RECORDED DATA =>

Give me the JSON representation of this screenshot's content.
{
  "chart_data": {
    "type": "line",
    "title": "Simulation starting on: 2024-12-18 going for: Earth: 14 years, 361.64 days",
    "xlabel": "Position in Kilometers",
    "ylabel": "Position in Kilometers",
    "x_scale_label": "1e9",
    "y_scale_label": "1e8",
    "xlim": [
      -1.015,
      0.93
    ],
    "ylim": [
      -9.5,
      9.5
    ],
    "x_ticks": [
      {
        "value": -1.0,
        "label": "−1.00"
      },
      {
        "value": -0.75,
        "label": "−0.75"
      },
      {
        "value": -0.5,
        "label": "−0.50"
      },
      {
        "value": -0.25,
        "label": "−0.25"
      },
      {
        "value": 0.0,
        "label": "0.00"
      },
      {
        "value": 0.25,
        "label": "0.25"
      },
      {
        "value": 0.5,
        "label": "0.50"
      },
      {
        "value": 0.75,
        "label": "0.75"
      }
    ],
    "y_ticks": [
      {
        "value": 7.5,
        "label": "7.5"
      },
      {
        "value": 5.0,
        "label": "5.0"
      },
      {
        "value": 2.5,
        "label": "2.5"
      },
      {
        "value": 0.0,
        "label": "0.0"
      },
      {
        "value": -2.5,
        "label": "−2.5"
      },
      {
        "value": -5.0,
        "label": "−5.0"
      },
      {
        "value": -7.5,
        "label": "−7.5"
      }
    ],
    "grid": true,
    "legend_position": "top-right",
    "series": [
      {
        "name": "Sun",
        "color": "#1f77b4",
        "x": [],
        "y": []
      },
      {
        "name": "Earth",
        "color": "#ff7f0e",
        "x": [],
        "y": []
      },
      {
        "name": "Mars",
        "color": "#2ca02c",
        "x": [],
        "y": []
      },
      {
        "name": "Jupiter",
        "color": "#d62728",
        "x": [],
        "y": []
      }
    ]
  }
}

AIM OF THE TASK =>
Reproduce each line of the material above precisely.

THE RESULT =>
Give me the JSON representation of this screenshot's content.
{
  "chart_data": {
    "type": "line",
    "title": "Simulation starting on: 2024-12-18 going for: Earth: 14 years, 361.64 days",
    "xlabel": "Position in Kilometers",
    "ylabel": "Position in Kilometers",
    "x_scale_label": "1e9",
    "y_scale_label": "1e8",
    "xlim": [
      -1.015,
      0.93
    ],
    "ylim": [
      -9.5,
      9.5
    ],
    "x_ticks": [
      {
        "value": -1.0,
        "label": "−1.00"
      },
      {
        "value": -0.75,
        "label": "−0.75"
      },
      {
        "value": -0.5,
        "label": "−0.50"
      },
      {
        "value": -0.25,
        "label": "−0.25"
      },
      {
        "value": 0.0,
        "label": "0.00"
      },
      {
        "value": 0.25,
        "label": "0.25"
      },
      {
        "value": 0.5,
        "label": "0.50"
      },
      {
        "value": 0.75,
        "label": "0.75"
      }
    ],
    "y_ticks": [
      {
        "value": 7.5,
        "label": "7.5"
      },
      {
        "value": 5.0,
        "label": "5.0"
      },
      {
        "value": 2.5,
        "label": "2.5"
      },
      {
        "value": 0.0,
        "label": "0.0"
      },
      {
        "value": -2.5,
        "label": "−2.5"
      },
      {
        "value": -5.0,
        "label": "−5.0"
      },
      {
        "value": -7.5,
        "label": "−7.5"
      }
    ],
    "grid": true,
    "legend_position": "top-right",
    "series": [
      {
        "name": "Sun",
        "color": "#1f77b4",
        "x": [],
        "y": []
      },
      {
        "name": "Earth",
        "color": "#ff7f0e",
        "x": [],
        "y": []
      },
      {
        "name": "Mars",
        "color": "#2ca02c",
        "x": [],
        "y": []
      },
      {
        "name": "Jupiter",
        "color": "#d62728",
        "x": [],
        "y": []
      }
    ]
  }
}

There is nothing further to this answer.